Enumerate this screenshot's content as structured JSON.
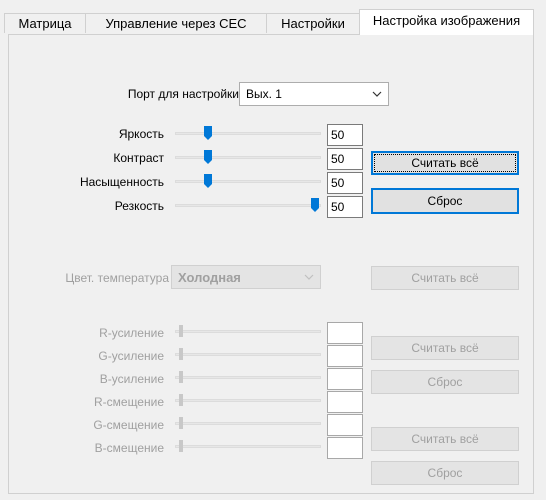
{
  "tabs": [
    {
      "label": "Матрица",
      "active": false
    },
    {
      "label": "Управление через CEC",
      "active": false
    },
    {
      "label": "Настройки",
      "active": false
    },
    {
      "label": "Настройка изображения",
      "active": true
    }
  ],
  "port": {
    "label": "Порт для настройки",
    "value": "Вых. 1",
    "icon": "chevron-down-icon"
  },
  "adjust": [
    {
      "label": "Яркость",
      "value": "50",
      "level": 0.2
    },
    {
      "label": "Контраст",
      "value": "50",
      "level": 0.2
    },
    {
      "label": "Насыщенность",
      "value": "50",
      "level": 0.2
    },
    {
      "label": "Резкость",
      "value": "50",
      "level": 1.0
    }
  ],
  "adjust_buttons": {
    "read_all": "Считать всё",
    "reset": "Сброс"
  },
  "color_temp": {
    "label": "Цвет. температура",
    "value": "Холодная",
    "read_all": "Считать всё"
  },
  "rgb": [
    {
      "label": "R-усиление",
      "value": ""
    },
    {
      "label": "G-усиление",
      "value": ""
    },
    {
      "label": "B-усиление",
      "value": ""
    },
    {
      "label": "R-смещение",
      "value": ""
    },
    {
      "label": "G-смещение",
      "value": ""
    },
    {
      "label": "B-смещение",
      "value": ""
    }
  ],
  "gain_buttons": {
    "read_all": "Считать всё",
    "reset": "Сброс"
  },
  "offset_buttons": {
    "read_all": "Считать всё",
    "reset": "Сброс"
  },
  "colors": {
    "accent": "#0078d7",
    "disabled_text": "#a0a0a0",
    "thumb": "#0078d7",
    "thumb_disabled": "#c8c8c8"
  }
}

OBJECTIVE:
Show the lines of the data that hold the word "смещение".

RESPONSE:
      "label": "R-смещение",
      "label": "G-смещение",
      "label": "B-смещение",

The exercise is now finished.